REQUIRED TASK:
Quote each record exactly, please, leaving none out.

DATA RECORDS:

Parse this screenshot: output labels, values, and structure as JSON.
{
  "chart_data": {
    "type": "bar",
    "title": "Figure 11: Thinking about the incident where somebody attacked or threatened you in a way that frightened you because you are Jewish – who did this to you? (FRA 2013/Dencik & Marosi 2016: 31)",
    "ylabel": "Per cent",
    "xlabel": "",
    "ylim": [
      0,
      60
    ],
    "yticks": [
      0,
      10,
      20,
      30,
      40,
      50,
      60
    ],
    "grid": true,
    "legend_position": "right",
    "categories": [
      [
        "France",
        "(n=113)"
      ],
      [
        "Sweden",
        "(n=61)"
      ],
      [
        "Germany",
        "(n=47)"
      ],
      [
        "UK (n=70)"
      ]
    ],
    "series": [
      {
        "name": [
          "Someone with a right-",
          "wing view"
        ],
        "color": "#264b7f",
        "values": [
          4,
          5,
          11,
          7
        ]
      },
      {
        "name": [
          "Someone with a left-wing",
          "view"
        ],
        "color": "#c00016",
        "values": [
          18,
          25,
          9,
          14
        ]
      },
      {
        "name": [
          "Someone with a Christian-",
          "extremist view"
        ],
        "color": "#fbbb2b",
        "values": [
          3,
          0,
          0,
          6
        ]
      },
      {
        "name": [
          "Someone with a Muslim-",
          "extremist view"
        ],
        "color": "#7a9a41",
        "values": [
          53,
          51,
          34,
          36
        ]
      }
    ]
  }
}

REPLY:
Parse this screenshot: output labels, values, and structure as JSON.
{
  "chart_data": {
    "type": "bar",
    "title": "Figure 11: Thinking about the incident where somebody attacked or threatened you in a way that frightened you because you are Jewish – who did this to you? (FRA 2013/Dencik & Marosi 2016: 31)",
    "ylabel": "Per cent",
    "xlabel": "",
    "ylim": [
      0,
      60
    ],
    "yticks": [
      0,
      10,
      20,
      30,
      40,
      50,
      60
    ],
    "grid": true,
    "legend_position": "right",
    "categories": [
      [
        "France",
        "(n=113)"
      ],
      [
        "Sweden",
        "(n=61)"
      ],
      [
        "Germany",
        "(n=47)"
      ],
      [
        "UK (n=70)"
      ]
    ],
    "series": [
      {
        "name": [
          "Someone with a right-",
          "wing view"
        ],
        "color": "#264b7f",
        "values": [
          4,
          5,
          11,
          7
        ]
      },
      {
        "name": [
          "Someone with a left-wing",
          "view"
        ],
        "color": "#c00016",
        "values": [
          18,
          25,
          9,
          14
        ]
      },
      {
        "name": [
          "Someone with a Christian-",
          "extremist view"
        ],
        "color": "#fbbb2b",
        "values": [
          3,
          0,
          0,
          6
        ]
      },
      {
        "name": [
          "Someone with a Muslim-",
          "extremist view"
        ],
        "color": "#7a9a41",
        "values": [
          53,
          51,
          34,
          36
        ]
      }
    ]
  }
}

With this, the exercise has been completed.